- **Exercise prompt**
Would you output the whole listing below, exactly as it reads?

- **Data rows**
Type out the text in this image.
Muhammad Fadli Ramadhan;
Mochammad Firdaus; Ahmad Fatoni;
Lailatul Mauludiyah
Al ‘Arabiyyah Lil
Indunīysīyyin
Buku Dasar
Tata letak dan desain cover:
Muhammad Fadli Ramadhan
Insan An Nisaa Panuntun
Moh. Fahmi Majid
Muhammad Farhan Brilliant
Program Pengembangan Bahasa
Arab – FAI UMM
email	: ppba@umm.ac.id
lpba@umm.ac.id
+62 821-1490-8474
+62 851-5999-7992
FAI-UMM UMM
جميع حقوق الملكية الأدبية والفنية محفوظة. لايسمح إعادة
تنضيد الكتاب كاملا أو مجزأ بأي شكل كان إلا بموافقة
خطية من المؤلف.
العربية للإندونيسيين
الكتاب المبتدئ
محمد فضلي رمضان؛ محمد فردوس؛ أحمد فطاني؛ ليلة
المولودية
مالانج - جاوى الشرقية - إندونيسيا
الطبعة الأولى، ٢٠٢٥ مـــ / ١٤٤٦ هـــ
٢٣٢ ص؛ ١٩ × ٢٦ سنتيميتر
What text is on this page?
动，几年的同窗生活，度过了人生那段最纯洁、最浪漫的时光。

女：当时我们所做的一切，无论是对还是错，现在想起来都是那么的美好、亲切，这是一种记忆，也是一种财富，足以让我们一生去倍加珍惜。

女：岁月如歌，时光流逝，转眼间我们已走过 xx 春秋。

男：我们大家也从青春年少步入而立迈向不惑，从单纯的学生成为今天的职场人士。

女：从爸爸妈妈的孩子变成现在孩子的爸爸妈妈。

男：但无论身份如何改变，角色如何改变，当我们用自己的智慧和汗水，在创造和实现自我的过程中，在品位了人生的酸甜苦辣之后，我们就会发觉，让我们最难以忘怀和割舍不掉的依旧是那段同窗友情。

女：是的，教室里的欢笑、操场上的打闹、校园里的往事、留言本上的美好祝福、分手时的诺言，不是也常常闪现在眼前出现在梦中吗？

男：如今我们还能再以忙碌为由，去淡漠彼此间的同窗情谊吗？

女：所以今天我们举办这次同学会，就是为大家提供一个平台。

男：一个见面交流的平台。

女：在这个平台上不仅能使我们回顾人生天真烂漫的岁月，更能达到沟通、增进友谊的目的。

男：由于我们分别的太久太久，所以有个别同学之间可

- **Task response**
Type out the text in this image.
Muhammad Fadli Ramadhan;
Mochammad Firdaus; Ahmad Fatoni;
Lailatul Mauludiyah
Al ‘Arabiyyah Lil
Indunīysīyyin
Buku Dasar
Tata letak dan desain cover:
Muhammad Fadli Ramadhan
Insan An Nisaa Panuntun
Moh. Fahmi Majid
Muhammad Farhan Brilliant
Program Pengembangan Bahasa
Arab – FAI UMM
email	: ppba@umm.ac.id
lpba@umm.ac.id
+62 821-1490-8474
+62 851-5999-7992
FAI-UMM UMM
جميع حقوق الملكية الأدبية والفنية محفوظة. لايسمح إعادة
تنضيد الكتاب كاملا أو مجزأ بأي شكل كان إلا بموافقة
خطية من المؤلف.
العربية للإندونيسيين
الكتاب المبتدئ
محمد فضلي رمضان؛ محمد فردوس؛ أحمد فطاني؛ ليلة
المولودية
مالانج - جاوى الشرقية - إندونيسيا
الطبعة الأولى، ٢٠٢٥ مـــ / ١٤٤٦ هـــ
٢٣٢ ص؛ ١٩ × ٢٦ سنتيميتر
What text is on this page?
动，几年的同窗生活，度过了人生那段最纯洁、最浪漫的时光。

女：当时我们所做的一切，无论是对还是错，现在想起来都是那么的美好、亲切，这是一种记忆，也是一种财富，足以让我们一生去倍加珍惜。

女：岁月如歌，时光流逝，转眼间我们已走过 xx 春秋。

男：我们大家也从青春年少步入而立迈向不惑，从单纯的学生成为今天的职场人士。

女：从爸爸妈妈的孩子变成现在孩子的爸爸妈妈。

男：但无论身份如何改变，角色如何改变，当我们用自己的智慧和汗水，在创造和实现自我的过程中，在品位了人生的酸甜苦辣之后，我们就会发觉，让我们最难以忘怀和割舍不掉的依旧是那段同窗友情。

女：是的，教室里的欢笑、操场上的打闹、校园里的往事、留言本上的美好祝福、分手时的诺言，不是也常常闪现在眼前出现在梦中吗？

男：如今我们还能再以忙碌为由，去淡漠彼此间的同窗情谊吗？

女：所以今天我们举办这次同学会，就是为大家提供一个平台。

男：一个见面交流的平台。

女：在这个平台上不仅能使我们回顾人生天真烂漫的岁月，更能达到沟通、增进友谊的目的。

男：由于我们分别的太久太久，所以有个别同学之间可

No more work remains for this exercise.